[TASK PROMPT]: Without the pictures, reproduce the records that follow exactly.

[ENTRIES]:
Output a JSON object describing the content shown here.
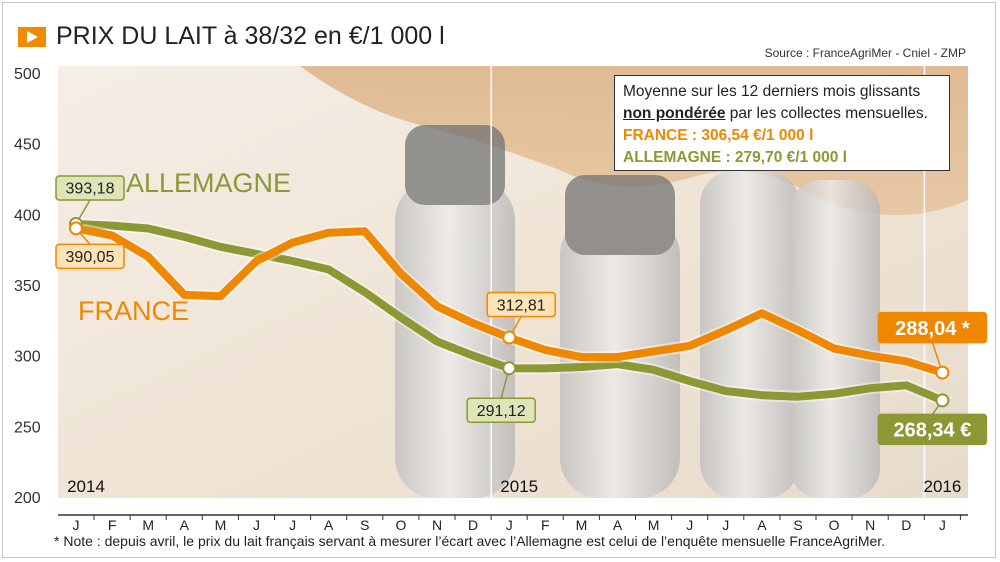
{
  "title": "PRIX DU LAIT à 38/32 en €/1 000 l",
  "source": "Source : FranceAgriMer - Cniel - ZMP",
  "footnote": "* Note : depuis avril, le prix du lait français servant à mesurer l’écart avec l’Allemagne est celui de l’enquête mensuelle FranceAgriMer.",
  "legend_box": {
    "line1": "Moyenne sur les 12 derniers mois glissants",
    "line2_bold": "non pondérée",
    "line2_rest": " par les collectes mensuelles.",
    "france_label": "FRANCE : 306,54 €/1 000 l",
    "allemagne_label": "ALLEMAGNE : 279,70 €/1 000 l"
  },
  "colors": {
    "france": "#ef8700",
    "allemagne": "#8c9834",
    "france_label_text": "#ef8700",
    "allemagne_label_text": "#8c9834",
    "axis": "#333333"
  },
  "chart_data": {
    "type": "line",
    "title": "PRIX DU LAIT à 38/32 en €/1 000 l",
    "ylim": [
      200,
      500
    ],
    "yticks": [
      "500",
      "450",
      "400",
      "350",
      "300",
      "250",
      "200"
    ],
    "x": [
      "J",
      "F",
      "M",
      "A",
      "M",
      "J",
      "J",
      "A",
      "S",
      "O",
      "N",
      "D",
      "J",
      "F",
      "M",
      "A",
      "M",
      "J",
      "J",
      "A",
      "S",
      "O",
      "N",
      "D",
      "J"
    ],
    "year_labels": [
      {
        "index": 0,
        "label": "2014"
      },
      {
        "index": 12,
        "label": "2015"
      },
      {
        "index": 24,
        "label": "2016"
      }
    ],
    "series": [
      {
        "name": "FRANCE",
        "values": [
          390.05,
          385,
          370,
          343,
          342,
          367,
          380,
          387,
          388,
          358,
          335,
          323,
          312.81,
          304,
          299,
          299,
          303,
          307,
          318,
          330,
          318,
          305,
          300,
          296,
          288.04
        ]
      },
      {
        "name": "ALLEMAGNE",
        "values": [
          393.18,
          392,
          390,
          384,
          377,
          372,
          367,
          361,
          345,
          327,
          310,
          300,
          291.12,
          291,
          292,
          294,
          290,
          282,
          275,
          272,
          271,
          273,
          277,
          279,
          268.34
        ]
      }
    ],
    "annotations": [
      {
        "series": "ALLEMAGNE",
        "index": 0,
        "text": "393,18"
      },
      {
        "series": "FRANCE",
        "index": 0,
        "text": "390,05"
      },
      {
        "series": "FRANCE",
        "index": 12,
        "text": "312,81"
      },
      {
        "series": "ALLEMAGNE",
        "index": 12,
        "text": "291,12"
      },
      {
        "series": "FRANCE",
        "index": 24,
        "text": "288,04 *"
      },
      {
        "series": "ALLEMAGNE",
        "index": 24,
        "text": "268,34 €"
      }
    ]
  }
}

[ANSWER TO THE TASK]:
Output a JSON object describing the content shown here.
{
  "title": "PRIX DU LAIT à 38/32 en €/1 000 l",
  "source": "Source : FranceAgriMer - Cniel - ZMP",
  "footnote": "* Note : depuis avril, le prix du lait français servant à mesurer l’écart avec l’Allemagne est celui de l’enquête mensuelle FranceAgriMer.",
  "legend_box": {
    "line1": "Moyenne sur les 12 derniers mois glissants",
    "line2_bold": "non pondérée",
    "line2_rest": " par les collectes mensuelles.",
    "france_label": "FRANCE : 306,54 €/1 000 l",
    "allemagne_label": "ALLEMAGNE : 279,70 €/1 000 l"
  },
  "colors": {
    "france": "#ef8700",
    "allemagne": "#8c9834",
    "france_label_text": "#ef8700",
    "allemagne_label_text": "#8c9834",
    "axis": "#333333"
  },
  "chart_data": {
    "type": "line",
    "title": "PRIX DU LAIT à 38/32 en €/1 000 l",
    "ylim": [
      200,
      500
    ],
    "yticks": [
      "500",
      "450",
      "400",
      "350",
      "300",
      "250",
      "200"
    ],
    "x": [
      "J",
      "F",
      "M",
      "A",
      "M",
      "J",
      "J",
      "A",
      "S",
      "O",
      "N",
      "D",
      "J",
      "F",
      "M",
      "A",
      "M",
      "J",
      "J",
      "A",
      "S",
      "O",
      "N",
      "D",
      "J"
    ],
    "year_labels": [
      {
        "index": 0,
        "label": "2014"
      },
      {
        "index": 12,
        "label": "2015"
      },
      {
        "index": 24,
        "label": "2016"
      }
    ],
    "series": [
      {
        "name": "FRANCE",
        "values": [
          390.05,
          385,
          370,
          343,
          342,
          367,
          380,
          387,
          388,
          358,
          335,
          323,
          312.81,
          304,
          299,
          299,
          303,
          307,
          318,
          330,
          318,
          305,
          300,
          296,
          288.04
        ]
      },
      {
        "name": "ALLEMAGNE",
        "values": [
          393.18,
          392,
          390,
          384,
          377,
          372,
          367,
          361,
          345,
          327,
          310,
          300,
          291.12,
          291,
          292,
          294,
          290,
          282,
          275,
          272,
          271,
          273,
          277,
          279,
          268.34
        ]
      }
    ],
    "annotations": [
      {
        "series": "ALLEMAGNE",
        "index": 0,
        "text": "393,18"
      },
      {
        "series": "FRANCE",
        "index": 0,
        "text": "390,05"
      },
      {
        "series": "FRANCE",
        "index": 12,
        "text": "312,81"
      },
      {
        "series": "ALLEMAGNE",
        "index": 12,
        "text": "291,12"
      },
      {
        "series": "FRANCE",
        "index": 24,
        "text": "288,04 *"
      },
      {
        "series": "ALLEMAGNE",
        "index": 24,
        "text": "268,34 €"
      }
    ]
  }
}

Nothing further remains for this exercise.